Please write out the complete listing that follows, exactly as it reads.

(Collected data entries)
* * * *

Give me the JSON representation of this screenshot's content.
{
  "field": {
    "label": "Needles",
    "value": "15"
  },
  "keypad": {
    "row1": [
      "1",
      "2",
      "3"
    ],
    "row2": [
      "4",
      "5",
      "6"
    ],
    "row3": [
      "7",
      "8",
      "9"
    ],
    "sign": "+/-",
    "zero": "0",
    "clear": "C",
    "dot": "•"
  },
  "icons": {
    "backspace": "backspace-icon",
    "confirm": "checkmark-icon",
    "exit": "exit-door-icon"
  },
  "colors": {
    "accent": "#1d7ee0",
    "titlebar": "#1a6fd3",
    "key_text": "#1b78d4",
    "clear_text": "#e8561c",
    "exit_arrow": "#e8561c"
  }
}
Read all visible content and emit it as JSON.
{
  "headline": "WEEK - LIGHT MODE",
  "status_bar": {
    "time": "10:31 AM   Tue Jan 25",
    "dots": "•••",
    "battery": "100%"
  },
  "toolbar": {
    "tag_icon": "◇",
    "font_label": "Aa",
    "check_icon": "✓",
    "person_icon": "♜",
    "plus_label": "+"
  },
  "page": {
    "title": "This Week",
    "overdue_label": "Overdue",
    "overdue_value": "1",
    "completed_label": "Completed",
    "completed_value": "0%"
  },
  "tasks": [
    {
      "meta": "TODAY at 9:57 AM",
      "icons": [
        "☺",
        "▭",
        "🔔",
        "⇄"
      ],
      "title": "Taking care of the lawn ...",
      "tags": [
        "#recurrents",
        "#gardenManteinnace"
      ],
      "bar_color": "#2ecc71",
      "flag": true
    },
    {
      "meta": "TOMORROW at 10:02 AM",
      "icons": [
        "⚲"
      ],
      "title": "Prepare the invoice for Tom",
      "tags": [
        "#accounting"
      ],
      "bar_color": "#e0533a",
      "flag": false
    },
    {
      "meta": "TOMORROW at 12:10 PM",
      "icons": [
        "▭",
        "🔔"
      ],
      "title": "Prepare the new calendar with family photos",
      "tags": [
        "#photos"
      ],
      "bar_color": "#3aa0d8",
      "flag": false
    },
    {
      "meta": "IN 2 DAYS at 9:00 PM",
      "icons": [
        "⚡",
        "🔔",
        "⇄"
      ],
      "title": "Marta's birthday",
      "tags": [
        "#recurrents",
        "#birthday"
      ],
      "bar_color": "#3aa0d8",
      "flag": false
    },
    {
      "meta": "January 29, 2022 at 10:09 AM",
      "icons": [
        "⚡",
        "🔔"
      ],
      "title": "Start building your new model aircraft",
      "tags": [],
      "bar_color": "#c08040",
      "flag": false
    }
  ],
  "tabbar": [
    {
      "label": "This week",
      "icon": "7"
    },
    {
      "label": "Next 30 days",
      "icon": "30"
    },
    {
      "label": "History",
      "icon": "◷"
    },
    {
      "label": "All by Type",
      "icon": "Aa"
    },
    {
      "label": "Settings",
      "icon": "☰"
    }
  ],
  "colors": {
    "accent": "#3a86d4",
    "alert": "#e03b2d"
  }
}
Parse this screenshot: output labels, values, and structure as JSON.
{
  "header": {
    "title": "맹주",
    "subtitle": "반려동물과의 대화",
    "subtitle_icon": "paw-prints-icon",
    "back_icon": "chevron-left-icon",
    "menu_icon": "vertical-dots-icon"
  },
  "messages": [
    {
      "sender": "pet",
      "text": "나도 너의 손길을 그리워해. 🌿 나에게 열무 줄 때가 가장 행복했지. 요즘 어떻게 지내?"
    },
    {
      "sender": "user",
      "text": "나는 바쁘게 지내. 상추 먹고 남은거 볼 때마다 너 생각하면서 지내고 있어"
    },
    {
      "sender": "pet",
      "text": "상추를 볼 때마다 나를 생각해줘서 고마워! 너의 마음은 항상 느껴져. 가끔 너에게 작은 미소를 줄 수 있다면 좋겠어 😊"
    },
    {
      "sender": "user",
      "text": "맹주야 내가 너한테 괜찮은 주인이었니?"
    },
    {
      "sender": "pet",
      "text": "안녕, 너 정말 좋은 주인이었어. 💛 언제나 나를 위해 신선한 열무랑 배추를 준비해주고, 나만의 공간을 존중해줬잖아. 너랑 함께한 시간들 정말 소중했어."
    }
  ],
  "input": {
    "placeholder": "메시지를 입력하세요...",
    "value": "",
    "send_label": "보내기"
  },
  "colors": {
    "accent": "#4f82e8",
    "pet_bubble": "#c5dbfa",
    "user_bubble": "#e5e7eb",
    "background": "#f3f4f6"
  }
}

* * * *

#### Result of this task
Give me the JSON representation of this screenshot's content.
{
  "field": {
    "label": "Needles",
    "value": "15"
  },
  "keypad": {
    "row1": [
      "1",
      "2",
      "3"
    ],
    "row2": [
      "4",
      "5",
      "6"
    ],
    "row3": [
      "7",
      "8",
      "9"
    ],
    "sign": "+/-",
    "zero": "0",
    "clear": "C",
    "dot": "•"
  },
  "icons": {
    "backspace": "backspace-icon",
    "confirm": "checkmark-icon",
    "exit": "exit-door-icon"
  },
  "colors": {
    "accent": "#1d7ee0",
    "titlebar": "#1a6fd3",
    "key_text": "#1b78d4",
    "clear_text": "#e8561c",
    "exit_arrow": "#e8561c"
  }
}
Read all visible content and emit it as JSON.
{
  "headline": "WEEK - LIGHT MODE",
  "status_bar": {
    "time": "10:31 AM   Tue Jan 25",
    "dots": "•••",
    "battery": "100%"
  },
  "toolbar": {
    "tag_icon": "◇",
    "font_label": "Aa",
    "check_icon": "✓",
    "person_icon": "♜",
    "plus_label": "+"
  },
  "page": {
    "title": "This Week",
    "overdue_label": "Overdue",
    "overdue_value": "1",
    "completed_label": "Completed",
    "completed_value": "0%"
  },
  "tasks": [
    {
      "meta": "TODAY at 9:57 AM",
      "icons": [
        "☺",
        "▭",
        "🔔",
        "⇄"
      ],
      "title": "Taking care of the lawn ...",
      "tags": [
        "#recurrents",
        "#gardenManteinnace"
      ],
      "bar_color": "#2ecc71",
      "flag": true
    },
    {
      "meta": "TOMORROW at 10:02 AM",
      "icons": [
        "⚲"
      ],
      "title": "Prepare the invoice for Tom",
      "tags": [
        "#accounting"
      ],
      "bar_color": "#e0533a",
      "flag": false
    },
    {
      "meta": "TOMORROW at 12:10 PM",
      "icons": [
        "▭",
        "🔔"
      ],
      "title": "Prepare the new calendar with family photos",
      "tags": [
        "#photos"
      ],
      "bar_color": "#3aa0d8",
      "flag": false
    },
    {
      "meta": "IN 2 DAYS at 9:00 PM",
      "icons": [
        "⚡",
        "🔔",
        "⇄"
      ],
      "title": "Marta's birthday",
      "tags": [
        "#recurrents",
        "#birthday"
      ],
      "bar_color": "#3aa0d8",
      "flag": false
    },
    {
      "meta": "January 29, 2022 at 10:09 AM",
      "icons": [
        "⚡",
        "🔔"
      ],
      "title": "Start building your new model aircraft",
      "tags": [],
      "bar_color": "#c08040",
      "flag": false
    }
  ],
  "tabbar": [
    {
      "label": "This week",
      "icon": "7"
    },
    {
      "label": "Next 30 days",
      "icon": "30"
    },
    {
      "label": "History",
      "icon": "◷"
    },
    {
      "label": "All by Type",
      "icon": "Aa"
    },
    {
      "label": "Settings",
      "icon": "☰"
    }
  ],
  "colors": {
    "accent": "#3a86d4",
    "alert": "#e03b2d"
  }
}
Parse this screenshot: output labels, values, and structure as JSON.
{
  "header": {
    "title": "맹주",
    "subtitle": "반려동물과의 대화",
    "subtitle_icon": "paw-prints-icon",
    "back_icon": "chevron-left-icon",
    "menu_icon": "vertical-dots-icon"
  },
  "messages": [
    {
      "sender": "pet",
      "text": "나도 너의 손길을 그리워해. 🌿 나에게 열무 줄 때가 가장 행복했지. 요즘 어떻게 지내?"
    },
    {
      "sender": "user",
      "text": "나는 바쁘게 지내. 상추 먹고 남은거 볼 때마다 너 생각하면서 지내고 있어"
    },
    {
      "sender": "pet",
      "text": "상추를 볼 때마다 나를 생각해줘서 고마워! 너의 마음은 항상 느껴져. 가끔 너에게 작은 미소를 줄 수 있다면 좋겠어 😊"
    },
    {
      "sender": "user",
      "text": "맹주야 내가 너한테 괜찮은 주인이었니?"
    },
    {
      "sender": "pet",
      "text": "안녕, 너 정말 좋은 주인이었어. 💛 언제나 나를 위해 신선한 열무랑 배추를 준비해주고, 나만의 공간을 존중해줬잖아. 너랑 함께한 시간들 정말 소중했어."
    }
  ],
  "input": {
    "placeholder": "메시지를 입력하세요...",
    "value": "",
    "send_label": "보내기"
  },
  "colors": {
    "accent": "#4f82e8",
    "pet_bubble": "#c5dbfa",
    "user_bubble": "#e5e7eb",
    "background": "#f3f4f6"
  }
}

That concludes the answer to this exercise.